- **Exercise aim**
Exactly and only the lines from the one with "Extract all readable text from this page." through the end of the listing are to be transcribed, both ends included.

- **Entries**
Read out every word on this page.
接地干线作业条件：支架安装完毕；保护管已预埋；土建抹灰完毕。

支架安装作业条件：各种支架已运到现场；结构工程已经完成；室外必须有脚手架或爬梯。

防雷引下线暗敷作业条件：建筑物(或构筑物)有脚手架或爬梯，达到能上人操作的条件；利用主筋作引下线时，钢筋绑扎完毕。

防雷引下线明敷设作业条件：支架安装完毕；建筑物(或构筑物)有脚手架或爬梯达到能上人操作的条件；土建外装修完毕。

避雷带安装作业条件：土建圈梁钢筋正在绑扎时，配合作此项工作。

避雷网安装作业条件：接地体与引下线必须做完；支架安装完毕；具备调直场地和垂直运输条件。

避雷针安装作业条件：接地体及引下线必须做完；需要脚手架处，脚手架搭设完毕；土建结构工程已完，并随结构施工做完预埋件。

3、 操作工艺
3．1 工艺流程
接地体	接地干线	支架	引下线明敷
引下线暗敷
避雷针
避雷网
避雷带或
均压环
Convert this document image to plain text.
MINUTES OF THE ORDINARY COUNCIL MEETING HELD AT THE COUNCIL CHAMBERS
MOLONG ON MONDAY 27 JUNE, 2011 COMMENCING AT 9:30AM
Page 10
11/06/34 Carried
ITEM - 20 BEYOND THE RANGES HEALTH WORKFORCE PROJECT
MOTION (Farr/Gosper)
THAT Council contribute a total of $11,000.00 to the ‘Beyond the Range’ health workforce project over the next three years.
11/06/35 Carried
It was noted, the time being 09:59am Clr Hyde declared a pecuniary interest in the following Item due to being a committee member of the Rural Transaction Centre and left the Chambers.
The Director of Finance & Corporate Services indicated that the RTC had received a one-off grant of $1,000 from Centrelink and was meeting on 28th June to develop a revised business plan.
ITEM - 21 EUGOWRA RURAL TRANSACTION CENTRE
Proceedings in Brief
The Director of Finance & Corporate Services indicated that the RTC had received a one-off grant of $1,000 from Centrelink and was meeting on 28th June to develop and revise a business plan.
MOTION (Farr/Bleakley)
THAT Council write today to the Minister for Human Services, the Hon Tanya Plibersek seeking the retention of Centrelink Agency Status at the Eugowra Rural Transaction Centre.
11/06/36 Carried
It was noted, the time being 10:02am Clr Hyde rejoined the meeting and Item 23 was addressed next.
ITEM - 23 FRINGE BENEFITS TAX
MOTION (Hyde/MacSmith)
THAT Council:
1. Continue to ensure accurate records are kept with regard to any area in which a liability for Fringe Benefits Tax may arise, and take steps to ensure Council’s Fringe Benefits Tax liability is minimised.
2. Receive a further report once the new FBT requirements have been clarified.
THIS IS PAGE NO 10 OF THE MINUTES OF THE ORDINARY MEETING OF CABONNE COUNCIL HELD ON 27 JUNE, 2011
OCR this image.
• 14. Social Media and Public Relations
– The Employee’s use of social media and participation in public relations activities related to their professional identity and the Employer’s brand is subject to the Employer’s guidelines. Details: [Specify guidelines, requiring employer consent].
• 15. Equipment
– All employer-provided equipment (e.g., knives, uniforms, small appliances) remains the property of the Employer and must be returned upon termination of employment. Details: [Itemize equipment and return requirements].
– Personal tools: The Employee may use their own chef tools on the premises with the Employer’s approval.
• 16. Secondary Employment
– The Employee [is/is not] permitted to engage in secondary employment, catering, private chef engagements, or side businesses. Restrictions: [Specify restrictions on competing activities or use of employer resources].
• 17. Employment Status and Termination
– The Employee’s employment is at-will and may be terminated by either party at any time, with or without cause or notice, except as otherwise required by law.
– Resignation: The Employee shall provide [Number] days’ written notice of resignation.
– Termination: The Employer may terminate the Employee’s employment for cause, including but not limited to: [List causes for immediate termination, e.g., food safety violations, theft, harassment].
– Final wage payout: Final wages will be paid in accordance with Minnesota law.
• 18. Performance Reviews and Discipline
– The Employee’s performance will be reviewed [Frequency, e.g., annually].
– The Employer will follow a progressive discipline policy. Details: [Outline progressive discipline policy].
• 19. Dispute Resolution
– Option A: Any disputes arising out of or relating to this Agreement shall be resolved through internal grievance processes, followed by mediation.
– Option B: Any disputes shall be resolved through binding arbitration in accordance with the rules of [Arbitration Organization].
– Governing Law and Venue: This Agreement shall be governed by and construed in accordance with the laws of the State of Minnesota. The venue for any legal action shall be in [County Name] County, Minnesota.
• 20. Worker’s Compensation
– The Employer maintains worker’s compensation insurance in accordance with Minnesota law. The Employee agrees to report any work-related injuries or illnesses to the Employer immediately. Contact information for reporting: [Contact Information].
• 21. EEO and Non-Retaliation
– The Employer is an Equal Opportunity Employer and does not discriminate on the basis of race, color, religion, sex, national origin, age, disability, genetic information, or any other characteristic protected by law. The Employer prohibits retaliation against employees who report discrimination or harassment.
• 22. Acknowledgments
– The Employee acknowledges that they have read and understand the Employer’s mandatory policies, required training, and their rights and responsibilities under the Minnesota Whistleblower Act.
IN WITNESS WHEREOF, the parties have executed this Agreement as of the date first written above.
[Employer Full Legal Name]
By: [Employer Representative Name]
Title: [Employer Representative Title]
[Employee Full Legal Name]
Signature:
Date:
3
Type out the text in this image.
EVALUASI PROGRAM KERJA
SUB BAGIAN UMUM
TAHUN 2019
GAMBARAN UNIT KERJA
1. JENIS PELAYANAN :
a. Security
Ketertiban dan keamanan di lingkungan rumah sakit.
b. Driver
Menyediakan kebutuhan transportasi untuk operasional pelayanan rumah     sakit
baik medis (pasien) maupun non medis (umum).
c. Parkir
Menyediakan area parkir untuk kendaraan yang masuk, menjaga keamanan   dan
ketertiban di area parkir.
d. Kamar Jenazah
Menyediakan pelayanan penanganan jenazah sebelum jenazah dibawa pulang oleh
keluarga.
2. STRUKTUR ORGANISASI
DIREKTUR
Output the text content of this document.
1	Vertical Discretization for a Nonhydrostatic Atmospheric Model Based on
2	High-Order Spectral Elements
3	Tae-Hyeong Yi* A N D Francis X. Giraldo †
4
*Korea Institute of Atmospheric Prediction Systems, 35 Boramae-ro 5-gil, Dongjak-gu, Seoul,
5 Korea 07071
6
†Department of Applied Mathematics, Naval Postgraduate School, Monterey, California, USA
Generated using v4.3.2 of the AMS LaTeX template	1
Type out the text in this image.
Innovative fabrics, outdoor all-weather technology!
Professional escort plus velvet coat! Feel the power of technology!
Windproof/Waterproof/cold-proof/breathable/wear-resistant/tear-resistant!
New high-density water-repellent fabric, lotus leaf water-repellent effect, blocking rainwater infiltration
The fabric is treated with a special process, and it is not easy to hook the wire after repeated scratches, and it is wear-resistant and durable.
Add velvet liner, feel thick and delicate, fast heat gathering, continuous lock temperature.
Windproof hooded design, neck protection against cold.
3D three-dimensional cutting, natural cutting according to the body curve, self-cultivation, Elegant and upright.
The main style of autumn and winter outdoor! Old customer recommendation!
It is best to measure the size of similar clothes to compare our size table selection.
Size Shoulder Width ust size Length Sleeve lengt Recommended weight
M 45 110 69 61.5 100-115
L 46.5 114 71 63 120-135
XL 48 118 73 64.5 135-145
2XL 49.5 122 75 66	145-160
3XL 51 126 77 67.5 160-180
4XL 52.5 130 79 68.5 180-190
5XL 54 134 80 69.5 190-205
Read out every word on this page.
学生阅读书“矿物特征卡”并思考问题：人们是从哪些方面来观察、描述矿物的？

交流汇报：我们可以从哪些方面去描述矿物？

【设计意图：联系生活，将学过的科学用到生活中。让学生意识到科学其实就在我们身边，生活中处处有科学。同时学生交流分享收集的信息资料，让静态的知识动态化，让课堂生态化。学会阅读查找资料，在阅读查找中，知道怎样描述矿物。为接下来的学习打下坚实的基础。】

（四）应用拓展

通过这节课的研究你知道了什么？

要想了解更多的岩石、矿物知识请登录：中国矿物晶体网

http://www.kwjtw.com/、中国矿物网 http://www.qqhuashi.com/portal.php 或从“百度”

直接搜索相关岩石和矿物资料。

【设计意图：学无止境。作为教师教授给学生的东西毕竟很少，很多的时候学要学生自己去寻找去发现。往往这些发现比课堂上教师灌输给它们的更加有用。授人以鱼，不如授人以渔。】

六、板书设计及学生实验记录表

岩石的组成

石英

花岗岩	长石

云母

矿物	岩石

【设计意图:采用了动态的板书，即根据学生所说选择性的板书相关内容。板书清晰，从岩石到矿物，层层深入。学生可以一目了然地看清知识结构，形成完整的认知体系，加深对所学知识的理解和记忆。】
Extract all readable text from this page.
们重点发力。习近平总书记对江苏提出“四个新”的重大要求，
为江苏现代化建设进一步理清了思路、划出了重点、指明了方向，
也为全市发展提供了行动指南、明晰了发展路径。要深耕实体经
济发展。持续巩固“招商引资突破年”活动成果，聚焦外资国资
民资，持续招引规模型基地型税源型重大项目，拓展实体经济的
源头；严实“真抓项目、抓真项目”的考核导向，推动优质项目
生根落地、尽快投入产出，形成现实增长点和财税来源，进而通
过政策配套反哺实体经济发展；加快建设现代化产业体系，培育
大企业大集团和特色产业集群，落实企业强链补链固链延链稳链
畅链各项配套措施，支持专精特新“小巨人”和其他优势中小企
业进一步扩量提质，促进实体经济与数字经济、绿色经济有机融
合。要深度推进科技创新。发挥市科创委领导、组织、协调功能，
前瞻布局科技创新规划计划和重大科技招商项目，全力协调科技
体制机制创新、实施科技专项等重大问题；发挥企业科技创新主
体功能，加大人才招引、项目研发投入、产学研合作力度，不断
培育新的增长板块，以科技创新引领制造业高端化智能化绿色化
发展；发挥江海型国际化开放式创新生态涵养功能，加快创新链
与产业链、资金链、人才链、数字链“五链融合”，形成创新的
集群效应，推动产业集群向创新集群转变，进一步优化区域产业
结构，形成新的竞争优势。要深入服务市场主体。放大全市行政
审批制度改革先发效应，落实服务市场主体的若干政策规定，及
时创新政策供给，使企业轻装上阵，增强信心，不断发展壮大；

- **Solution**
Extract all readable text from this page.
们重点发力。习近平总书记对江苏提出“四个新”的重大要求，
为江苏现代化建设进一步理清了思路、划出了重点、指明了方向，
也为全市发展提供了行动指南、明晰了发展路径。要深耕实体经
济发展。持续巩固“招商引资突破年”活动成果，聚焦外资国资
民资，持续招引规模型基地型税源型重大项目，拓展实体经济的
源头；严实“真抓项目、抓真项目”的考核导向，推动优质项目
生根落地、尽快投入产出，形成现实增长点和财税来源，进而通
过政策配套反哺实体经济发展；加快建设现代化产业体系，培育
大企业大集团和特色产业集群，落实企业强链补链固链延链稳链
畅链各项配套措施，支持专精特新“小巨人”和其他优势中小企
业进一步扩量提质，促进实体经济与数字经济、绿色经济有机融
合。要深度推进科技创新。发挥市科创委领导、组织、协调功能，
前瞻布局科技创新规划计划和重大科技招商项目，全力协调科技
体制机制创新、实施科技专项等重大问题；发挥企业科技创新主
体功能，加大人才招引、项目研发投入、产学研合作力度，不断
培育新的增长板块，以科技创新引领制造业高端化智能化绿色化
发展；发挥江海型国际化开放式创新生态涵养功能，加快创新链
与产业链、资金链、人才链、数字链“五链融合”，形成创新的
集群效应，推动产业集群向创新集群转变，进一步优化区域产业
结构，形成新的竞争优势。要深入服务市场主体。放大全市行政
审批制度改革先发效应，落实服务市场主体的若干政策规定，及
时创新政策供给，使企业轻装上阵，增强信心，不断发展壮大；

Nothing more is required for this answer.